Begin

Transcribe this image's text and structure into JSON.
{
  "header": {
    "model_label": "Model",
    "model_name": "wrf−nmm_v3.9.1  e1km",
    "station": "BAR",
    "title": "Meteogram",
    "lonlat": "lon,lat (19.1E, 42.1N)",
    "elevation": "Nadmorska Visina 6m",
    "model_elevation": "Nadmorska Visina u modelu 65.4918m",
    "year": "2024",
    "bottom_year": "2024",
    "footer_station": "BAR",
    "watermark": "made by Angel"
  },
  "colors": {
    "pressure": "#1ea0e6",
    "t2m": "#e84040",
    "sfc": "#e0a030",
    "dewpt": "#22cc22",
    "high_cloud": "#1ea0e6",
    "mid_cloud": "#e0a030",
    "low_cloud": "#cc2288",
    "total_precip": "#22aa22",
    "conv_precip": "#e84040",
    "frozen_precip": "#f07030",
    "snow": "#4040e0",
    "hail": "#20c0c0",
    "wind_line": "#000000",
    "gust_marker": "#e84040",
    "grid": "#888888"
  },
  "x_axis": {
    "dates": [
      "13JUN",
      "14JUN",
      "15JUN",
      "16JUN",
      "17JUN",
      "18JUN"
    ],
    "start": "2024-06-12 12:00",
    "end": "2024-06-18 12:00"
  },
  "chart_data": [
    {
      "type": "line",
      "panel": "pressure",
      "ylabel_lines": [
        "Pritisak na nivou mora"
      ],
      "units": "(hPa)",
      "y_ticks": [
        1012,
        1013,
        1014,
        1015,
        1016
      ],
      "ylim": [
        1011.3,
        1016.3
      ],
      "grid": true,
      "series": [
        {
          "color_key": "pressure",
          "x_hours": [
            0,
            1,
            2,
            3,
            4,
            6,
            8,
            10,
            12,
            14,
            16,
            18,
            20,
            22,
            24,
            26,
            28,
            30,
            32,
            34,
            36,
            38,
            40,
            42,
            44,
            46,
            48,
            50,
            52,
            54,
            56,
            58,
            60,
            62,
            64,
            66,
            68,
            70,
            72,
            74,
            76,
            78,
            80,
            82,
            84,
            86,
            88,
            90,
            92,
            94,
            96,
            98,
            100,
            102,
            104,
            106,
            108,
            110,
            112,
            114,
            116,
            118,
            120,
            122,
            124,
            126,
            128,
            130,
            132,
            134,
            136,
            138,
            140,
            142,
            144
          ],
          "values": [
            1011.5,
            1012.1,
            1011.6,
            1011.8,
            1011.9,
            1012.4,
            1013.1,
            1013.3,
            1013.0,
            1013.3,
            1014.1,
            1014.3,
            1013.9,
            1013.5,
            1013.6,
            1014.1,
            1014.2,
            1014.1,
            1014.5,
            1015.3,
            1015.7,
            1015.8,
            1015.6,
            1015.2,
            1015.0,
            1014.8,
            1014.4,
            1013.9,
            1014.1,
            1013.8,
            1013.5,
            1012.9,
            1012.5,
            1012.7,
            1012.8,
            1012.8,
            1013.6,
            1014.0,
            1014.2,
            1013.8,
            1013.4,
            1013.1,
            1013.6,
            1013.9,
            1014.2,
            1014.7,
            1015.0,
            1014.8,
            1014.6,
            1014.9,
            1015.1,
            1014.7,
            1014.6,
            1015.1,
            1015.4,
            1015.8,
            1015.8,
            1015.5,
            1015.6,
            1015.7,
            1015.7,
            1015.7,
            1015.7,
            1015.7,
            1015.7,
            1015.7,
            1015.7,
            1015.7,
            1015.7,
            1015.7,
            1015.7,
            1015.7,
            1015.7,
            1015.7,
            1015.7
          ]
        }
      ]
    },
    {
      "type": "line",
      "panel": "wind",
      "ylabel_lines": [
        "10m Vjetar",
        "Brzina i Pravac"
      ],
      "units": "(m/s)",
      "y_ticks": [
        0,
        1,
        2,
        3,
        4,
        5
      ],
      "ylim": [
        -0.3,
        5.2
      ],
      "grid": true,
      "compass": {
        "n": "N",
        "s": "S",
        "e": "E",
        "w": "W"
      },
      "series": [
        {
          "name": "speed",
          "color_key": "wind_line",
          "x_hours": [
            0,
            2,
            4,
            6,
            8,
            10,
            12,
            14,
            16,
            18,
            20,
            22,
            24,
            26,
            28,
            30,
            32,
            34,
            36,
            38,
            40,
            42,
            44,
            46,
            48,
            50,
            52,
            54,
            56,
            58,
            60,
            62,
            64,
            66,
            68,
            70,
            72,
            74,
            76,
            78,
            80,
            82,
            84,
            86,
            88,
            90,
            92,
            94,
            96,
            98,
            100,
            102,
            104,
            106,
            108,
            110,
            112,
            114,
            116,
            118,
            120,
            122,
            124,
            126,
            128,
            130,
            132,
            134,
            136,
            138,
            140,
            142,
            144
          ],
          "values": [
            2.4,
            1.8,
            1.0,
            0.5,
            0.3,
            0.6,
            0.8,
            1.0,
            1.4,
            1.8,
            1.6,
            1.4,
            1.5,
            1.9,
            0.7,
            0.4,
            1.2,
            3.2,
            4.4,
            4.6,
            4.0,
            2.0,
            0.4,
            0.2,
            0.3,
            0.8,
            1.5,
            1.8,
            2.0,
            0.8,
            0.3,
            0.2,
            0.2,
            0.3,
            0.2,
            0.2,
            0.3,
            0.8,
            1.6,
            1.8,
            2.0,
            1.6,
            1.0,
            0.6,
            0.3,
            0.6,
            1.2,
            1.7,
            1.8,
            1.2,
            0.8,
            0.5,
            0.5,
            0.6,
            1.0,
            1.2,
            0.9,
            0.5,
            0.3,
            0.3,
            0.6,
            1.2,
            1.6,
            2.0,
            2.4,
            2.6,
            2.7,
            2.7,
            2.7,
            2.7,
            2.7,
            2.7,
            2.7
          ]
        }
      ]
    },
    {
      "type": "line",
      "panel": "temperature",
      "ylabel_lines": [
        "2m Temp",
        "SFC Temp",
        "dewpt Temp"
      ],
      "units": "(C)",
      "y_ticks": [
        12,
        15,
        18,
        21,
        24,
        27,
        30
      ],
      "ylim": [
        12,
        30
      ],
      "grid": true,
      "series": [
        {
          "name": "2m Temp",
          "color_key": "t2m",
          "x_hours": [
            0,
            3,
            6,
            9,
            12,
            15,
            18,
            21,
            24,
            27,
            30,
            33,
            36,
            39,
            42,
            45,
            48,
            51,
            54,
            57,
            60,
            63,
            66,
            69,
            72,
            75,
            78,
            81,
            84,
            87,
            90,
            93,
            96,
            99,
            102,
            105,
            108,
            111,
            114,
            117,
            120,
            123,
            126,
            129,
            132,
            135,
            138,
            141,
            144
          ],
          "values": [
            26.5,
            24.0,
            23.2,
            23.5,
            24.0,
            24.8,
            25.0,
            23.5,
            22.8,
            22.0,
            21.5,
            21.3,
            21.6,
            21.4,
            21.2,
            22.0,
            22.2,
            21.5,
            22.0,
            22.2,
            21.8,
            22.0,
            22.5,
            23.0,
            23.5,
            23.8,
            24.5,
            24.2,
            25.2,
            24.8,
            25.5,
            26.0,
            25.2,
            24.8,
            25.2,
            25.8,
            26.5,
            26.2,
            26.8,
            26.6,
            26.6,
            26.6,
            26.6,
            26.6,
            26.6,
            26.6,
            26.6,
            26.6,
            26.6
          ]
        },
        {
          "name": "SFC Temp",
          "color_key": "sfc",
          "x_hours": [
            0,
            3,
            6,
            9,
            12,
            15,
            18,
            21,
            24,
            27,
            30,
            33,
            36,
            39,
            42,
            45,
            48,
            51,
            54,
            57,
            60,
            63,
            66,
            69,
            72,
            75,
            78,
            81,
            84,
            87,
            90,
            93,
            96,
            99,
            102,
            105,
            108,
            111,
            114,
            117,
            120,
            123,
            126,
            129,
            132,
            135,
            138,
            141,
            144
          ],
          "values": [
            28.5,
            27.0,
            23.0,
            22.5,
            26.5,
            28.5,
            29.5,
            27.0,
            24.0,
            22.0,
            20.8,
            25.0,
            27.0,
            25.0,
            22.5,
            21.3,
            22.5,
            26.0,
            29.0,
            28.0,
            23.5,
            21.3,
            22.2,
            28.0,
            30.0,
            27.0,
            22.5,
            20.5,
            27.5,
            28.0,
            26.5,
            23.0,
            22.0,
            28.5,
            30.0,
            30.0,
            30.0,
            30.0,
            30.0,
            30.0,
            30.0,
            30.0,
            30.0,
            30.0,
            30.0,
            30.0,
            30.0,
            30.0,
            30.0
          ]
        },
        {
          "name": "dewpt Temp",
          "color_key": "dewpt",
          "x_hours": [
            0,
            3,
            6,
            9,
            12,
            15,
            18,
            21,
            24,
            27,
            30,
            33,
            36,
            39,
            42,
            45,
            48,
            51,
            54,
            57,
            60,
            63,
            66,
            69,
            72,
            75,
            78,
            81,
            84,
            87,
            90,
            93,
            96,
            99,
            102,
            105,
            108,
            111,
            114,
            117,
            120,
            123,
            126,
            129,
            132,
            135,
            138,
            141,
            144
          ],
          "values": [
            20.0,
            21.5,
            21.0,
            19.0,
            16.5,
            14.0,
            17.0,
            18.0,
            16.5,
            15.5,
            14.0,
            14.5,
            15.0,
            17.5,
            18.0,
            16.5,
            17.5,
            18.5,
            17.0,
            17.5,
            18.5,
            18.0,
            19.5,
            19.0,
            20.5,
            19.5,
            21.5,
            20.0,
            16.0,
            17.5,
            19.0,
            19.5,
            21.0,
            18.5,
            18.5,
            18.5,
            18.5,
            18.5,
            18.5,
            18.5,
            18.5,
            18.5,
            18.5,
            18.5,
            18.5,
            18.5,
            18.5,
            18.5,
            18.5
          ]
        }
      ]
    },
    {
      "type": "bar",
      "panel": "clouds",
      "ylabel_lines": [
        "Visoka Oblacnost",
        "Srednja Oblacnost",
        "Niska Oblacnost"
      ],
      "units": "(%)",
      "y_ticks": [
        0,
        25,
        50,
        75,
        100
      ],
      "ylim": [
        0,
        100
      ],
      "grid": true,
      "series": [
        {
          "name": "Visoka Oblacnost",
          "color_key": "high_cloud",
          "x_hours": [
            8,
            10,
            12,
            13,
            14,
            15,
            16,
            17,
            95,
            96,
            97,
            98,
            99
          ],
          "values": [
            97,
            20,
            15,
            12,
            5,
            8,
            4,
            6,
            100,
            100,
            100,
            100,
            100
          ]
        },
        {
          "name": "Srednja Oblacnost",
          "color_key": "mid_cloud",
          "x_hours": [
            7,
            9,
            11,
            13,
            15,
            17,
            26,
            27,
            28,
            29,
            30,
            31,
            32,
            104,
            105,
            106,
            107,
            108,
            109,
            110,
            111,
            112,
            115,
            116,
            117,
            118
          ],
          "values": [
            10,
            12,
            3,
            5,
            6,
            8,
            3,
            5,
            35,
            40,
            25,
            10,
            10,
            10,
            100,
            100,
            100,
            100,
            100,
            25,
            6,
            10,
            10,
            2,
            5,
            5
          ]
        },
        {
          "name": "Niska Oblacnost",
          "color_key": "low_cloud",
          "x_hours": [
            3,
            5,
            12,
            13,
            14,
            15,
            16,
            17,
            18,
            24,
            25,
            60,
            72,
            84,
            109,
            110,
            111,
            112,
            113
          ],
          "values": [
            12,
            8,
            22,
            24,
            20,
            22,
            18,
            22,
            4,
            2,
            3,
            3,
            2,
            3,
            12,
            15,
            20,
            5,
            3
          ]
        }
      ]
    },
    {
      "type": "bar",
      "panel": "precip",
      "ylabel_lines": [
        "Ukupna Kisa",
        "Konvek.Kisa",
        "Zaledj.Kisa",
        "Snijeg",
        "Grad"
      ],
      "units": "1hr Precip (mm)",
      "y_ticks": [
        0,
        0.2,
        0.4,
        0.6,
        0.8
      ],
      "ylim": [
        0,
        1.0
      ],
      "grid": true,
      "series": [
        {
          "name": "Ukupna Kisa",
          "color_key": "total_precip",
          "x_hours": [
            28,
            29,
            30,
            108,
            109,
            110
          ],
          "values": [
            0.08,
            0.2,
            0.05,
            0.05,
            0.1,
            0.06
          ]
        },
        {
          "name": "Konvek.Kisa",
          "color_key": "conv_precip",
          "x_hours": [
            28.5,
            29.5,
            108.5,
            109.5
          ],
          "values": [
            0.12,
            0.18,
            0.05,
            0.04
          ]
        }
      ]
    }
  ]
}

End

▶ **WRITTEN INSTRUCTION**: Show all lines in the entries above where the string "Niska" appears.

▶ **REPLY TO THE EXERCISE**:
        "Niska Oblacnost"
          "name": "Niska Oblacnost",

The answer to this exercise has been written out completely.